[Do this]: Using the listing below, select the lines with the word "name" and copy them.

Dataset rows about figures:

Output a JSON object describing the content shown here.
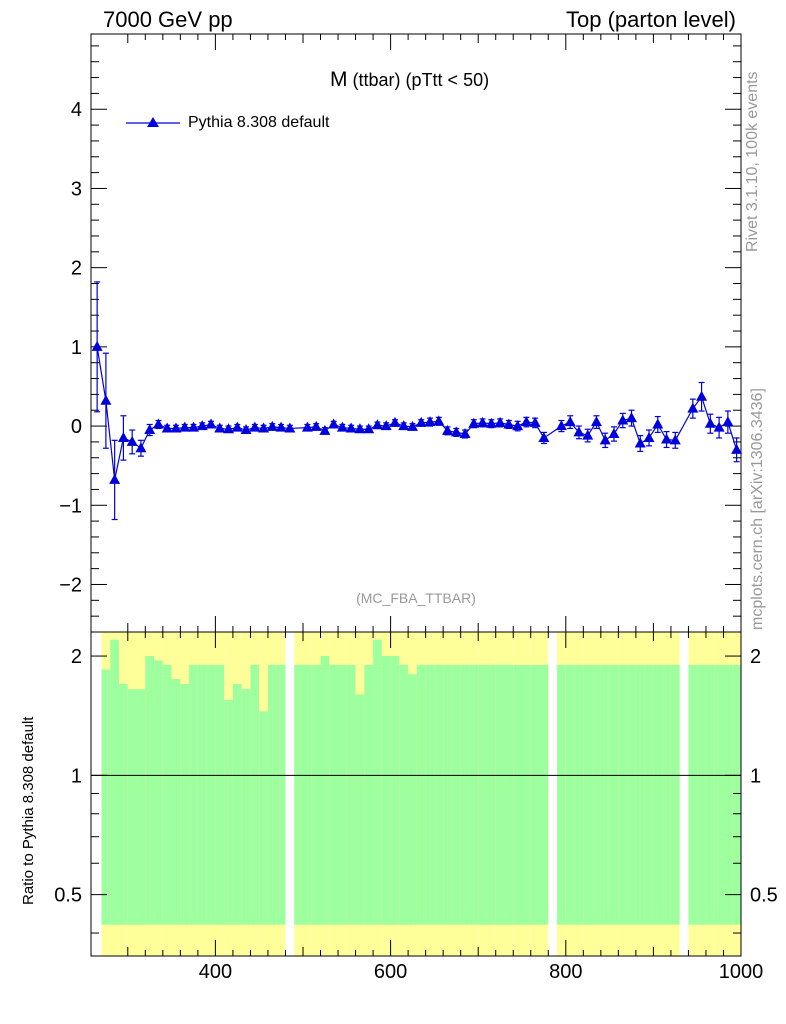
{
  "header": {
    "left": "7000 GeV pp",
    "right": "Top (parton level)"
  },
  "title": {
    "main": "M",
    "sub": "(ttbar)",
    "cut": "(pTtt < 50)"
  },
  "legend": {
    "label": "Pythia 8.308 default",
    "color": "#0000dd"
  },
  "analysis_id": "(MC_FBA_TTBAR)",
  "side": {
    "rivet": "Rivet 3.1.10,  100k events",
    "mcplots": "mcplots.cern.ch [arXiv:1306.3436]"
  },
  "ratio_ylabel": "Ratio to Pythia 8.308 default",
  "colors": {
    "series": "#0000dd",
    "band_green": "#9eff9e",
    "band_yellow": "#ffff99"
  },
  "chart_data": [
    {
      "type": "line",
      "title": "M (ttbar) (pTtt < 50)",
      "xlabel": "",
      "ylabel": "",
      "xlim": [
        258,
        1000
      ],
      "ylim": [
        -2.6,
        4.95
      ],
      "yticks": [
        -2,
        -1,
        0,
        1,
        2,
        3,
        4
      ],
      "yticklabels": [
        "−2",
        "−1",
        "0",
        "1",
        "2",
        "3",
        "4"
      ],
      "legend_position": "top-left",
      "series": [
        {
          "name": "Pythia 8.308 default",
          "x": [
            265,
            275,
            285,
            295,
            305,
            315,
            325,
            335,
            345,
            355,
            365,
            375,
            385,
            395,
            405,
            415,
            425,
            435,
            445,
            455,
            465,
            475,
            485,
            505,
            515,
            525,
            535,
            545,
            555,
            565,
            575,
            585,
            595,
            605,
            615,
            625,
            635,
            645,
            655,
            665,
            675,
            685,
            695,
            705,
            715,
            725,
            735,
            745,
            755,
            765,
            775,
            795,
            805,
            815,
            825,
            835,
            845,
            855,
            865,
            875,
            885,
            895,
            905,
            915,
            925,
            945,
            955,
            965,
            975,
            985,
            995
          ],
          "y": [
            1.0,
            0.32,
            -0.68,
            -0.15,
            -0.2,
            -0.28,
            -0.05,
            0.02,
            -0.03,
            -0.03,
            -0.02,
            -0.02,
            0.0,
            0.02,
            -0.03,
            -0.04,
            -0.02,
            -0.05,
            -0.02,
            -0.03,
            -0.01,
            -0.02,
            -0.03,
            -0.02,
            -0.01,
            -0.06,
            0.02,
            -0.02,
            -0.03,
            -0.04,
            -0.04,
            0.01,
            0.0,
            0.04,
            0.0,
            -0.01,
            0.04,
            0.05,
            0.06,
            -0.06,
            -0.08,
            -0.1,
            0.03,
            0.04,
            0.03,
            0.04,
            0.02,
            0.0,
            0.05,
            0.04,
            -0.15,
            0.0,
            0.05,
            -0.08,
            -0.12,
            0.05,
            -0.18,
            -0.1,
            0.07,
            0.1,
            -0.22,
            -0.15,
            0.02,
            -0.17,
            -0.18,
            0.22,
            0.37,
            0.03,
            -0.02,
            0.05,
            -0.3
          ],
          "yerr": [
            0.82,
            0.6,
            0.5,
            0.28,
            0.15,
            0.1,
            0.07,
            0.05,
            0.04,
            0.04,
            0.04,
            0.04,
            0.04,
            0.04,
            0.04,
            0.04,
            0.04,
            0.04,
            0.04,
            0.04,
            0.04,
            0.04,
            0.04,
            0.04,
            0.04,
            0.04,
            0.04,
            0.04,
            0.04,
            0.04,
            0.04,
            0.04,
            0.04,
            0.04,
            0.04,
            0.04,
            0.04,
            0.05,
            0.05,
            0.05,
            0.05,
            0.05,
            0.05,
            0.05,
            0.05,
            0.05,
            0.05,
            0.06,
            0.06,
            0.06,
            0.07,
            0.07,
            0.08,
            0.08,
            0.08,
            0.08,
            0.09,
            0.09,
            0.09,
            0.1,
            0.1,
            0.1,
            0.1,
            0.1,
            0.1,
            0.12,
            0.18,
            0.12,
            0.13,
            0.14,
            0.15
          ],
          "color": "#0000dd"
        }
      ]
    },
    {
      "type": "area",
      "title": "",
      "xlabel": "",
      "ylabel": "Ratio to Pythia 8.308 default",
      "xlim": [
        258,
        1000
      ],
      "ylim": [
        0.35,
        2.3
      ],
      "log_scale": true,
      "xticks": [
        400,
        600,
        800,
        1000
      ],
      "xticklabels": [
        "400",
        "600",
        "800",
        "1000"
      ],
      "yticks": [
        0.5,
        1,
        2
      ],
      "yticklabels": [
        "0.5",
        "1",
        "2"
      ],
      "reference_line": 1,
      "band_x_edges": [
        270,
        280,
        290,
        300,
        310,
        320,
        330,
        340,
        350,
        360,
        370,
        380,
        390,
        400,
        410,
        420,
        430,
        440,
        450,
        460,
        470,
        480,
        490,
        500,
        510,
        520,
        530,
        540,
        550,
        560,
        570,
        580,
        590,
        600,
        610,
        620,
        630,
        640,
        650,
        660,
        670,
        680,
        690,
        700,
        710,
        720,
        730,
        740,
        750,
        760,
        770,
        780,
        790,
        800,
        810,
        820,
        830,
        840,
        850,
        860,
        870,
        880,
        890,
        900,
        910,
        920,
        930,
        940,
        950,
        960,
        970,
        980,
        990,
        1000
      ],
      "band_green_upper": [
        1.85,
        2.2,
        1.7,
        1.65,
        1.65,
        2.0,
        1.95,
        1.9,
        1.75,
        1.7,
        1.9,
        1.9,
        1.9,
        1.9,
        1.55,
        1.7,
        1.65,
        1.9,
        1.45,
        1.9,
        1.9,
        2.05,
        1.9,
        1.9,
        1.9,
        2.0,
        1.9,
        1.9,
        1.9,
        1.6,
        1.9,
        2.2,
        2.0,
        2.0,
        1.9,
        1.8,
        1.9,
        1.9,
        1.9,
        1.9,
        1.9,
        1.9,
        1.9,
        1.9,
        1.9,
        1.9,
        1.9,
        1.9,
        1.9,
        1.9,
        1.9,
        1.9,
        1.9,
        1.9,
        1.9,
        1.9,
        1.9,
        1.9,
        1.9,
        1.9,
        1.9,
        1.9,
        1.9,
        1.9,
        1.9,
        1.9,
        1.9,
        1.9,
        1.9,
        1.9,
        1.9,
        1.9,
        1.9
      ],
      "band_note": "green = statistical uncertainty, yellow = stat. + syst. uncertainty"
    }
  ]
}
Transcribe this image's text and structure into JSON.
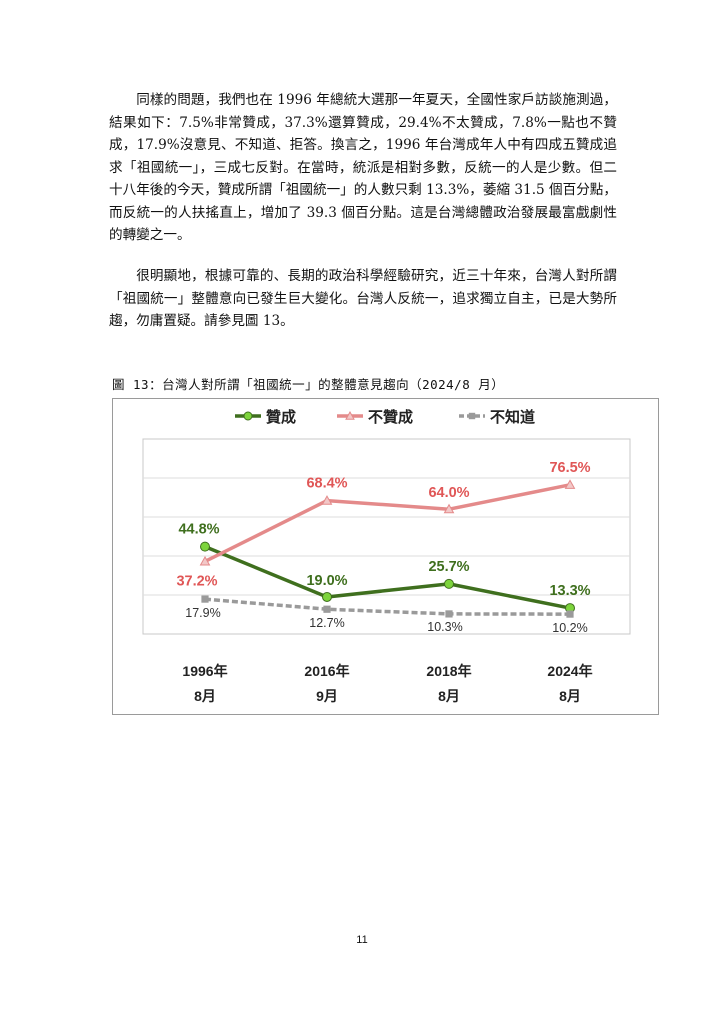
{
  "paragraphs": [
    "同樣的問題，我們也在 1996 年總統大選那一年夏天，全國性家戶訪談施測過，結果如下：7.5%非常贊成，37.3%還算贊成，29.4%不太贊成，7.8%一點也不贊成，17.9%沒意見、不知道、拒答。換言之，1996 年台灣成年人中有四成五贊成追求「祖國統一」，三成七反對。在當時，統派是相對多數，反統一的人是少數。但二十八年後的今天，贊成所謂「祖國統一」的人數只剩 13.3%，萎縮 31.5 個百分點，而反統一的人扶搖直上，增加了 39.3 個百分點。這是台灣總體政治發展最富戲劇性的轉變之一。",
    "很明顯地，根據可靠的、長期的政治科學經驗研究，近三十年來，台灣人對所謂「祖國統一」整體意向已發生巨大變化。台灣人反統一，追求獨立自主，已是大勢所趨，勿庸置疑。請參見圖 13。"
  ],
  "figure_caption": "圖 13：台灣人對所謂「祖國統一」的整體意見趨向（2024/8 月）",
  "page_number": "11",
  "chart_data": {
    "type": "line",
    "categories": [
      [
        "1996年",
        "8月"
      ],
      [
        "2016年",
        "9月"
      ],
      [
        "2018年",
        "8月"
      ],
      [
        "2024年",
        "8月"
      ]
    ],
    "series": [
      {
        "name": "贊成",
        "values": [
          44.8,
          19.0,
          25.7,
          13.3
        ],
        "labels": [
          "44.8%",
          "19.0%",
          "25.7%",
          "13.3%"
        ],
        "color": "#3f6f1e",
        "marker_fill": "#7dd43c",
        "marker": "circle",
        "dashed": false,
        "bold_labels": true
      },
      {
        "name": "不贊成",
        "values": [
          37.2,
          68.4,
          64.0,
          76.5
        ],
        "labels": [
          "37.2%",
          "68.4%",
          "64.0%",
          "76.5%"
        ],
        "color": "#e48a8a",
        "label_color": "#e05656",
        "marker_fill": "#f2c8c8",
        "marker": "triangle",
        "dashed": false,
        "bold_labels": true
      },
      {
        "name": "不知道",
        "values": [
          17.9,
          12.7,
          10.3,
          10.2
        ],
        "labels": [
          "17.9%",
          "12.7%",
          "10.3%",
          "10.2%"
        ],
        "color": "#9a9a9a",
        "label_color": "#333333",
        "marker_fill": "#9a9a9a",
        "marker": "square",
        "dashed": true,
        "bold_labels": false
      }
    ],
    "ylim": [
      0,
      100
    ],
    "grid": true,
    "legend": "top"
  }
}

[Response]:
          "name": "Pythia 8.308 default",
        "name": "贊成",
        "name": "不贊成",
        "name": "不知道",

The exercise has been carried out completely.